[Saved entries]
----
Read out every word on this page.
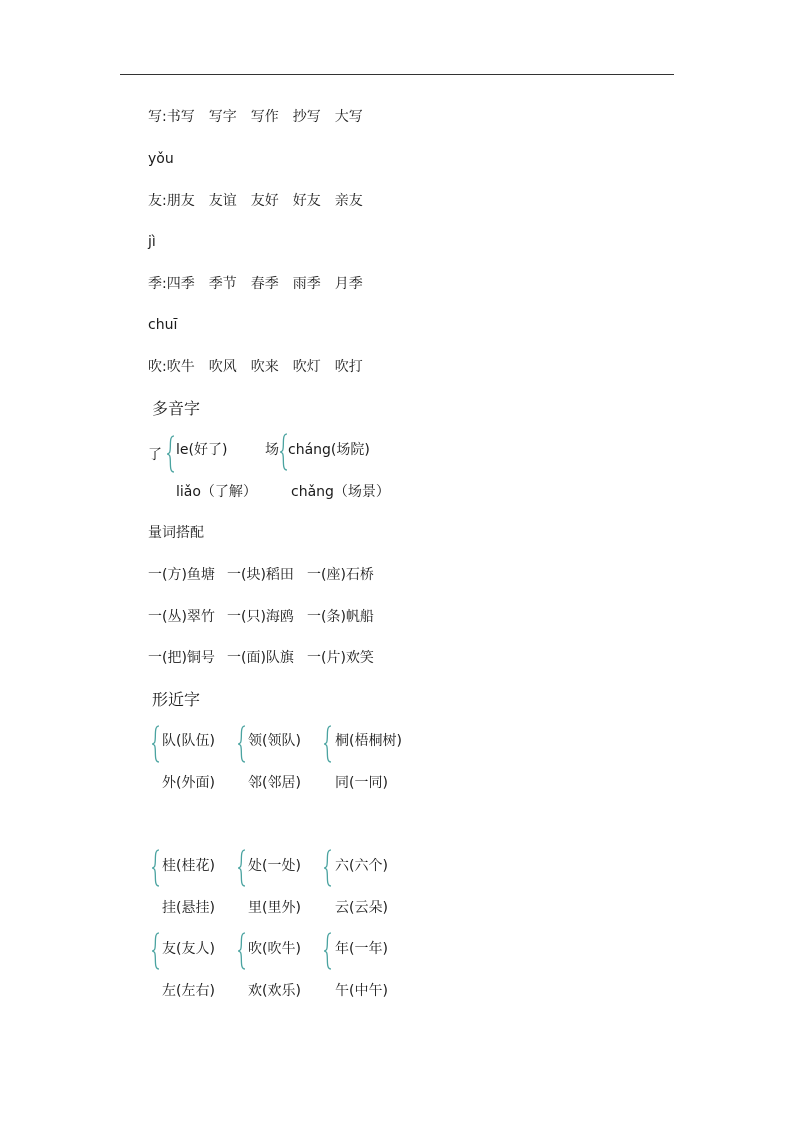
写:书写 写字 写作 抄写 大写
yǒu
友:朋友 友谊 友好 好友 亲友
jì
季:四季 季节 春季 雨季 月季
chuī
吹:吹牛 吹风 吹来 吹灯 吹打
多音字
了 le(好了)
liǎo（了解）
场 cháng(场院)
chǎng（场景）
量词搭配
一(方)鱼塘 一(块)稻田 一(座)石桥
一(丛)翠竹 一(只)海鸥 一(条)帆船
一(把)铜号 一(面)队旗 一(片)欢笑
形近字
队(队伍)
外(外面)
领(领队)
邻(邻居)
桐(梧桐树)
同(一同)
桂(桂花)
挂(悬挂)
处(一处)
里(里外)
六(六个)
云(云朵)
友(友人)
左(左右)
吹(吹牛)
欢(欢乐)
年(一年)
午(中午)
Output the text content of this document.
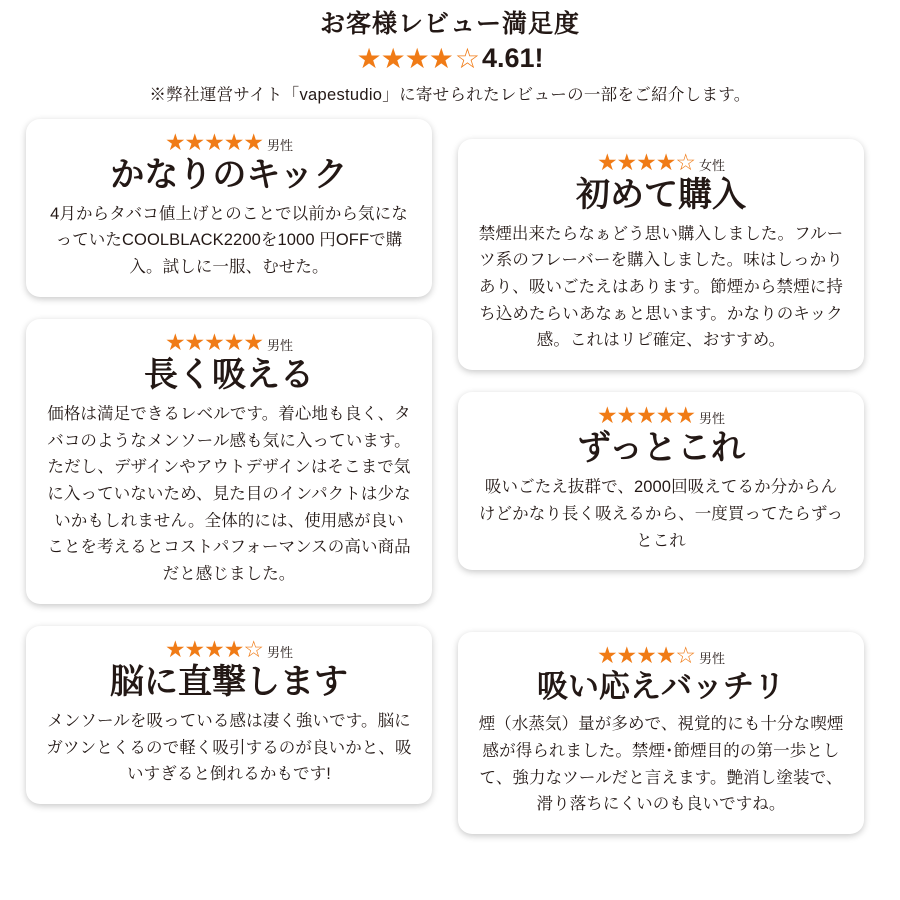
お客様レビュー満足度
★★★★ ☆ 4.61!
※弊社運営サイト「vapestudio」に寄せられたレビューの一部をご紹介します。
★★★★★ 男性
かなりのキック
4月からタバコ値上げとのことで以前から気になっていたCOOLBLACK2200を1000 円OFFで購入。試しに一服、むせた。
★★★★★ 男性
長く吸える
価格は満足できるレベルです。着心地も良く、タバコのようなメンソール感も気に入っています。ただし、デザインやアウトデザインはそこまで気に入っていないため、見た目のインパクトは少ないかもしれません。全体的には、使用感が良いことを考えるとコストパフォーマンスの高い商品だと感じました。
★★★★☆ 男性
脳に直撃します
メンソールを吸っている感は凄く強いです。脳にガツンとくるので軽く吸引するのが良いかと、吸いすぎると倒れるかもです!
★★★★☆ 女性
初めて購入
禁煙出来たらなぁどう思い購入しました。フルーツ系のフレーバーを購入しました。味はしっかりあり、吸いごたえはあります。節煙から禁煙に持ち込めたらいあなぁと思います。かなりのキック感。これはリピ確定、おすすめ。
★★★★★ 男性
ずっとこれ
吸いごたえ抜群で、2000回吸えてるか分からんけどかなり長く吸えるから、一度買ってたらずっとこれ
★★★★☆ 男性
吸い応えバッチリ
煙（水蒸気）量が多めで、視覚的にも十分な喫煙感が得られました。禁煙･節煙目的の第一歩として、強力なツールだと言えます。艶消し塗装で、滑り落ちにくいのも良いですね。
----
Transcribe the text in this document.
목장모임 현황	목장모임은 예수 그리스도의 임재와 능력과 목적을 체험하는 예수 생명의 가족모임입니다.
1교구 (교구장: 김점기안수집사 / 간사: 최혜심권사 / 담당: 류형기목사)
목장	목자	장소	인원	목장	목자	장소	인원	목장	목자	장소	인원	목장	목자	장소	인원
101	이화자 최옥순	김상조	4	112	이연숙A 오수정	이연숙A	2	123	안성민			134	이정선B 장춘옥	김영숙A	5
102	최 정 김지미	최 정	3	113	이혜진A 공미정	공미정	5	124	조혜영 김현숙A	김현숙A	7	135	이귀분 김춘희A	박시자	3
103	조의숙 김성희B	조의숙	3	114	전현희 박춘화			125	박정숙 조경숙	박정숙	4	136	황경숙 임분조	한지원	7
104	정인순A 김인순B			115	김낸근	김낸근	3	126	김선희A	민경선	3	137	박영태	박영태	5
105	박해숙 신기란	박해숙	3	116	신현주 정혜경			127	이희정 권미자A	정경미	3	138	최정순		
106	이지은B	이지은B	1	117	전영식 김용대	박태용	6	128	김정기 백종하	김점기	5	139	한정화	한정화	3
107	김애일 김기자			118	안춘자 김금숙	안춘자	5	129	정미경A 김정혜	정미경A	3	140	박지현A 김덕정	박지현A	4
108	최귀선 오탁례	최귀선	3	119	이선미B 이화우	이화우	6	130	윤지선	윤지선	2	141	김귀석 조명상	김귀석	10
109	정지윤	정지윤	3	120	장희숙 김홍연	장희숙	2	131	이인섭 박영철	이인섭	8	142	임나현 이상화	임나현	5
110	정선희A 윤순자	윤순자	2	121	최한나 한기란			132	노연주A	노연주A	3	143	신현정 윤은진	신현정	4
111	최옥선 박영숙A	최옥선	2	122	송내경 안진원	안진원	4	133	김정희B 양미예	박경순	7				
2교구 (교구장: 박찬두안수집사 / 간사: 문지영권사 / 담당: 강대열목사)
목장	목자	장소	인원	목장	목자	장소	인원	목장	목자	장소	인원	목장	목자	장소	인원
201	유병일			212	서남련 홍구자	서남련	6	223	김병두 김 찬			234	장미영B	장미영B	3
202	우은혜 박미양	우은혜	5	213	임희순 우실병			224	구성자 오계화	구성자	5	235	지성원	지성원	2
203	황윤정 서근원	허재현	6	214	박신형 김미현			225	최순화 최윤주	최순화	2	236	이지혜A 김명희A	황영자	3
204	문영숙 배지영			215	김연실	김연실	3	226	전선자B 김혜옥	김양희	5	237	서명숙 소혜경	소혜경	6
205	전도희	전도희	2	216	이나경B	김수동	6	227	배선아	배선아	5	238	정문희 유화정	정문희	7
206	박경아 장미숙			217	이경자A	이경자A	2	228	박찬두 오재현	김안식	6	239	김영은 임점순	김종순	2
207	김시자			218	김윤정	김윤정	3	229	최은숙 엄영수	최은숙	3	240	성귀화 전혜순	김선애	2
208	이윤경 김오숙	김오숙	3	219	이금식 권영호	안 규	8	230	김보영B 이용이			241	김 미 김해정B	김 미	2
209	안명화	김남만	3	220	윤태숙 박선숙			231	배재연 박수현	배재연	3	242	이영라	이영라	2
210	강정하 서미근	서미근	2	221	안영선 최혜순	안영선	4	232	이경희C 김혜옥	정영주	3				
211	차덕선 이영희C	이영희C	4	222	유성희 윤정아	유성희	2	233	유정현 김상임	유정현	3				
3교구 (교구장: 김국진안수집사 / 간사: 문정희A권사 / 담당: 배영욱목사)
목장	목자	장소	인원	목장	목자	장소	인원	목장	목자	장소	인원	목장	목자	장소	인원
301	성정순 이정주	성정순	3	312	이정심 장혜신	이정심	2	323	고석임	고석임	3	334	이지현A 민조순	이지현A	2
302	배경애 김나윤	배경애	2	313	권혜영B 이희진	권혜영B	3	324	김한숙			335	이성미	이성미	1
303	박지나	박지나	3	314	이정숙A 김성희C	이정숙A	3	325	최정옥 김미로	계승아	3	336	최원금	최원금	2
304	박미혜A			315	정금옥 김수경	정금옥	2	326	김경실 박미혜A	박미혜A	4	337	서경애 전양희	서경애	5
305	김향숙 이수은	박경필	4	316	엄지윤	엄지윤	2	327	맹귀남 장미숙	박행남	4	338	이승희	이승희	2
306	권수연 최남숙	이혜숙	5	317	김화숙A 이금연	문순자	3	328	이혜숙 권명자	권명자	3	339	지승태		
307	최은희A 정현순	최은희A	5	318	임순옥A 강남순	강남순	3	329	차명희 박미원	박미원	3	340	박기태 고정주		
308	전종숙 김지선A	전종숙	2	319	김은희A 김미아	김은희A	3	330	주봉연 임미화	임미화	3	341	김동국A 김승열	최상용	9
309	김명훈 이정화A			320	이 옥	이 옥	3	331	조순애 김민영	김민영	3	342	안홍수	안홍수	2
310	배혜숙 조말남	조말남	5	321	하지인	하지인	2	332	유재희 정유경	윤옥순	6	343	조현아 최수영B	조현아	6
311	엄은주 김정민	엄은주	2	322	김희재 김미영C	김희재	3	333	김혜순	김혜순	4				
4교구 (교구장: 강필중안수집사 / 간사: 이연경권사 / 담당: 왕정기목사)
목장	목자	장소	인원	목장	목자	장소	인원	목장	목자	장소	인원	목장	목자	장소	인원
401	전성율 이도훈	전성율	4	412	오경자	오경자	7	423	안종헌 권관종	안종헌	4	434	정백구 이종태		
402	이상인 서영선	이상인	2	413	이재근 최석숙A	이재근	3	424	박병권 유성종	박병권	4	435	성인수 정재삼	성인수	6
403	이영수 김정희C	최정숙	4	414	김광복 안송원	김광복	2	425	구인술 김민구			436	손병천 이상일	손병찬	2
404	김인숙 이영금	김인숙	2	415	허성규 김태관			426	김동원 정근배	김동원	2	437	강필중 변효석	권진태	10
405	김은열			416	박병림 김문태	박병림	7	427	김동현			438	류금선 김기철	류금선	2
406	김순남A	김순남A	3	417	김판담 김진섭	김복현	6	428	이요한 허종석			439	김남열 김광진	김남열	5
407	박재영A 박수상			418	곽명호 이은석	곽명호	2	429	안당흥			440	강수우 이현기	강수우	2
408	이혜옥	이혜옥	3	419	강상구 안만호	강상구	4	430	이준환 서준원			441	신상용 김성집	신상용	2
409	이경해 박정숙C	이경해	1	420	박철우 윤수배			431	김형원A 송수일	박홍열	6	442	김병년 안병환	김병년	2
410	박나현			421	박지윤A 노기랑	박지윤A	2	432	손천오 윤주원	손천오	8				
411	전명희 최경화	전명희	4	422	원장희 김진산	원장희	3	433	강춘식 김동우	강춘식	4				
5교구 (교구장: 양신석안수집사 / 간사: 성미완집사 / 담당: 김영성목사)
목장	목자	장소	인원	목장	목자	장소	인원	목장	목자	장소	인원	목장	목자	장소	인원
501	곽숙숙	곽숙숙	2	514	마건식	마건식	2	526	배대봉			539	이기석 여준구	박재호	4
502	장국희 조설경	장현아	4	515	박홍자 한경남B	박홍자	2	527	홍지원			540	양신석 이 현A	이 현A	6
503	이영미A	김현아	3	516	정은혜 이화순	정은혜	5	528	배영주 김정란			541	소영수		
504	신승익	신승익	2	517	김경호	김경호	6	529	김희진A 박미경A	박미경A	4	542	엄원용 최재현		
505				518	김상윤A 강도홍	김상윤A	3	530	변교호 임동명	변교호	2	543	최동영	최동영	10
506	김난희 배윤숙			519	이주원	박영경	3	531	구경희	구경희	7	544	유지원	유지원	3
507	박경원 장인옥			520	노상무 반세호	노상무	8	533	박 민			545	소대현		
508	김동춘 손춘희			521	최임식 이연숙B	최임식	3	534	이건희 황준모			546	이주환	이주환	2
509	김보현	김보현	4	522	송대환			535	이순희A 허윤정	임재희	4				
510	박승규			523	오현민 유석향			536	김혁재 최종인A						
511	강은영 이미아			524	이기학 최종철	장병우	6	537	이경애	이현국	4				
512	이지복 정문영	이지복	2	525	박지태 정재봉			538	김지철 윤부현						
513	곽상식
----
| Task to complete |
Copy every line from the entries that contains the word "text".

| Response to this task |
Output the text content of this document.
Transcribe the text in this document.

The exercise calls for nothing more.